== WHAT IS EXPECTED ==
Every entry below must be repeated exactly; skip the pictures.

--- START ---

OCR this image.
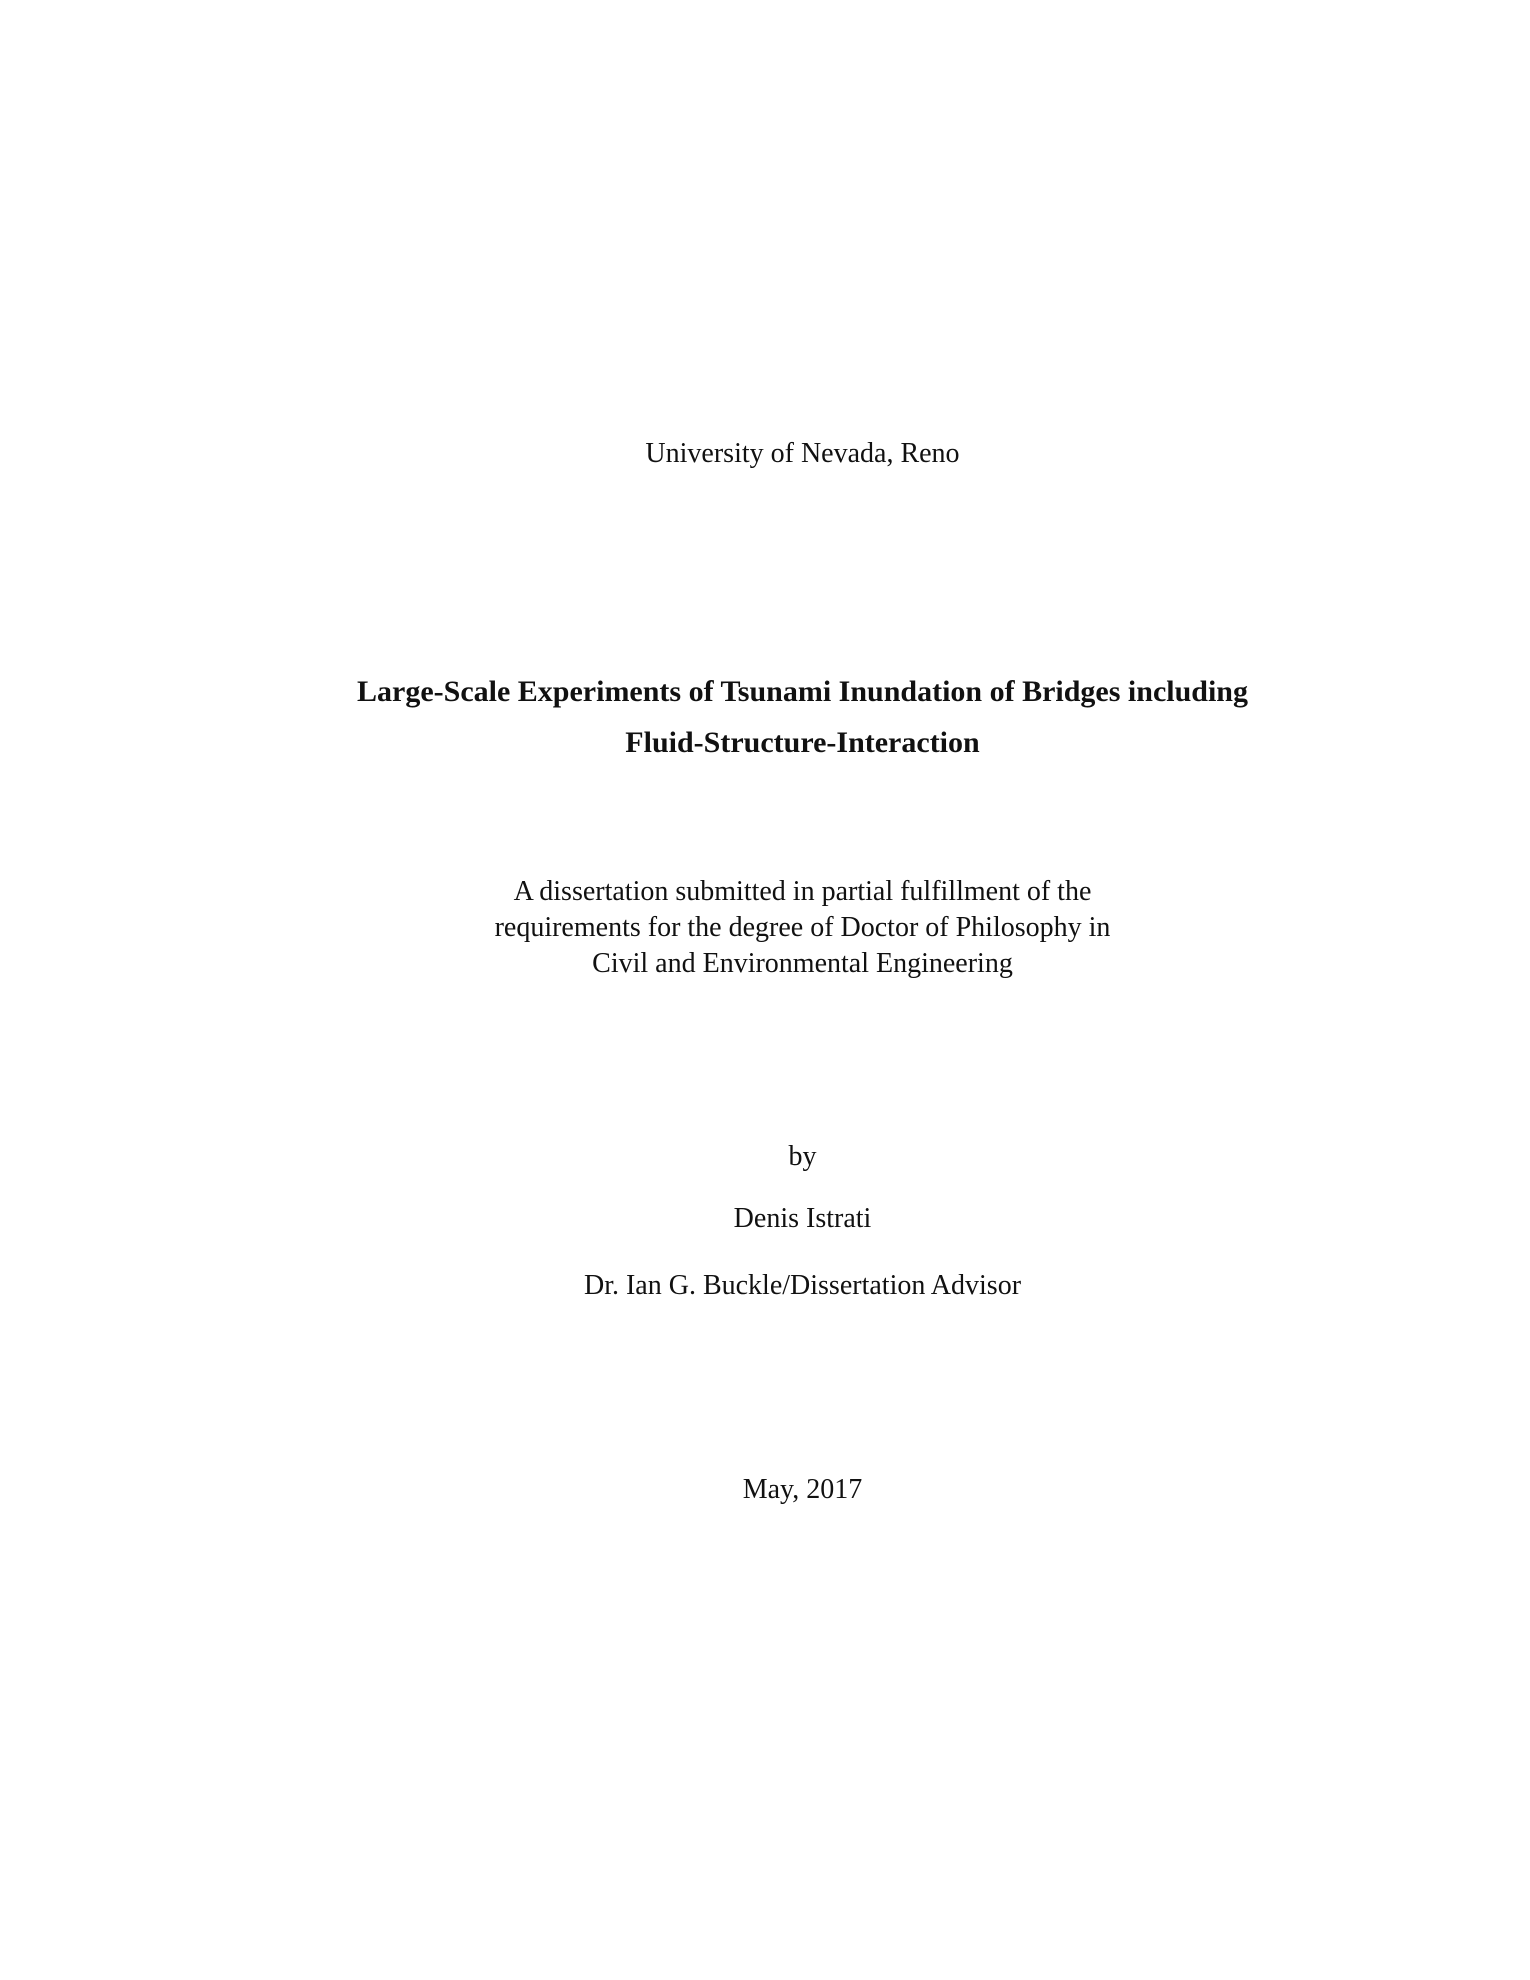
University of Nevada, Reno
Large-Scale Experiments of Tsunami Inundation of Bridges including
Fluid-Structure-Interaction
A dissertation submitted in partial fulfillment of the
requirements for the degree of Doctor of Philosophy in
Civil and Environmental Engineering
by
Denis Istrati
Dr. Ian G. Buckle/Dissertation Advisor
May, 2017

--- END ---

== ANSWER IN FULL ==
OCR this image.
University of Nevada, Reno
Large-Scale Experiments of Tsunami Inundation of Bridges including
Fluid-Structure-Interaction
A dissertation submitted in partial fulfillment of the
requirements for the degree of Doctor of Philosophy in
Civil and Environmental Engineering
by
Denis Istrati
Dr. Ian G. Buckle/Dissertation Advisor
May, 2017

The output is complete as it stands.